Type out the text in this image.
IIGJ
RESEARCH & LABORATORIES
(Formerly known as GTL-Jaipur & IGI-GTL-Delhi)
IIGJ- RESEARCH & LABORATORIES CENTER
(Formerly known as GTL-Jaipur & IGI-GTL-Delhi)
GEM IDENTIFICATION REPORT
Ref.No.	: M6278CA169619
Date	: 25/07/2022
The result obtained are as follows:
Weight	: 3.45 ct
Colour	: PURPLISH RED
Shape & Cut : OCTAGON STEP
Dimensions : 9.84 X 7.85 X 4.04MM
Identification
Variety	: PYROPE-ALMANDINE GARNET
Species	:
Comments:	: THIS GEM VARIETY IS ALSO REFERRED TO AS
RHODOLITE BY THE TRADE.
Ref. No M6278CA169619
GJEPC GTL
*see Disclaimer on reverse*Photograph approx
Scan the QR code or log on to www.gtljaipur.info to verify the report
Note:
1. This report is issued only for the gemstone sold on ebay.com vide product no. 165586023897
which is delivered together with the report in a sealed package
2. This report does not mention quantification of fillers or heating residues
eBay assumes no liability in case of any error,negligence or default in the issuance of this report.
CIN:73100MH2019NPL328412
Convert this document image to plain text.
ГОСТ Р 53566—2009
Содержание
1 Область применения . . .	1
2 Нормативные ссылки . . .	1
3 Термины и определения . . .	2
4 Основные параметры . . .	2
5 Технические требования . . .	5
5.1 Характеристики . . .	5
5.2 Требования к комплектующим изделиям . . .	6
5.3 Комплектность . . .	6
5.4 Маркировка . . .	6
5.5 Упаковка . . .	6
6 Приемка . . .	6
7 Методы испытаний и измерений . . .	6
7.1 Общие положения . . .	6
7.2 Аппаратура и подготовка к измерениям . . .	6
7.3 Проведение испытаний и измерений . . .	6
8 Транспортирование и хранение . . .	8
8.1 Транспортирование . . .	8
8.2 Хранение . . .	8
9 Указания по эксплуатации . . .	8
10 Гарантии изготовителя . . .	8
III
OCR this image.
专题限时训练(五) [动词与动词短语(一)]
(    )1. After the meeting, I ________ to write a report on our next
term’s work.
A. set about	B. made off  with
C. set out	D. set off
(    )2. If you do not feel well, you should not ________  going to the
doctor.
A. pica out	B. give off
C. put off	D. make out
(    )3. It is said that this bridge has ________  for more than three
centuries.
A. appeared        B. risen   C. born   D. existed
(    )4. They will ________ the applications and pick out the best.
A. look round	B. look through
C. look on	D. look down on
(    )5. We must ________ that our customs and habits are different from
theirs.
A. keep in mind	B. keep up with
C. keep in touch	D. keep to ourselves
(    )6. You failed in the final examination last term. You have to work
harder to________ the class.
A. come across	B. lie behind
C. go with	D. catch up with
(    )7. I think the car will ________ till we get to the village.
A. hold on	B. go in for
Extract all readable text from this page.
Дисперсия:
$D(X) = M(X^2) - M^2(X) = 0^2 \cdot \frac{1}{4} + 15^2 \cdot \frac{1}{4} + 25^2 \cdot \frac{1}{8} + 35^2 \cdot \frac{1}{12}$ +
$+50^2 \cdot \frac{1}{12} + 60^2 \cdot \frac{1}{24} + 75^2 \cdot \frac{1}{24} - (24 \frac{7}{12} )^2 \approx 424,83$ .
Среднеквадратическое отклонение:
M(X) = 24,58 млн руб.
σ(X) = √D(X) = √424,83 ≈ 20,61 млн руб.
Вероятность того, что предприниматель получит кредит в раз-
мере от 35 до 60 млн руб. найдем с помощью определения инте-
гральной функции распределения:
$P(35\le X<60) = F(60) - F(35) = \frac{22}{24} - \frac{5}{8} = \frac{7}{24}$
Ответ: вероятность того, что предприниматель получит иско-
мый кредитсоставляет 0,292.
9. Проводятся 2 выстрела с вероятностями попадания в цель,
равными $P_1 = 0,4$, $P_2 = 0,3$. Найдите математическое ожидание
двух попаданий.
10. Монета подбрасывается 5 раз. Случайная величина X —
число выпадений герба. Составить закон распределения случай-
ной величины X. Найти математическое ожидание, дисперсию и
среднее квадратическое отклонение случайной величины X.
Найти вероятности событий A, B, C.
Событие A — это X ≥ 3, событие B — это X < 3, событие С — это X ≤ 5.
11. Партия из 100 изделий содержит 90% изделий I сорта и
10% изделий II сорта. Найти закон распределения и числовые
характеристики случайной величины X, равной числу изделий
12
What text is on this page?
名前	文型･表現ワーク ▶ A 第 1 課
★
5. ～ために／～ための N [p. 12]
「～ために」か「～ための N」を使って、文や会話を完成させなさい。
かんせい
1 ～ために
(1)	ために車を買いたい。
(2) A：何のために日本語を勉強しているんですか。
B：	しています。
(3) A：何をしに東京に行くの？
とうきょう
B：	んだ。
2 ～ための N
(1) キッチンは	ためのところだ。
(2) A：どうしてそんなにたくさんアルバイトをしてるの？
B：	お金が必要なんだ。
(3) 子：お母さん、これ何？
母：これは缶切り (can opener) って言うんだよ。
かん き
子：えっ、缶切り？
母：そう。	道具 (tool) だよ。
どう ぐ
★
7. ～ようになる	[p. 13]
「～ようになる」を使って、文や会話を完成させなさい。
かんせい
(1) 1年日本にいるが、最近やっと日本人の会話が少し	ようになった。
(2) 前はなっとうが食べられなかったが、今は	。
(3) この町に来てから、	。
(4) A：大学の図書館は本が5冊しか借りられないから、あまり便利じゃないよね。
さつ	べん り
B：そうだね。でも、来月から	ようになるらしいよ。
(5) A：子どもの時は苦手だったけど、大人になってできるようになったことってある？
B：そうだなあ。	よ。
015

____________________

#### Exercise:
The string "frac" may appear in lines of the listing above; tally those lines and give the number only.

#### The output:
3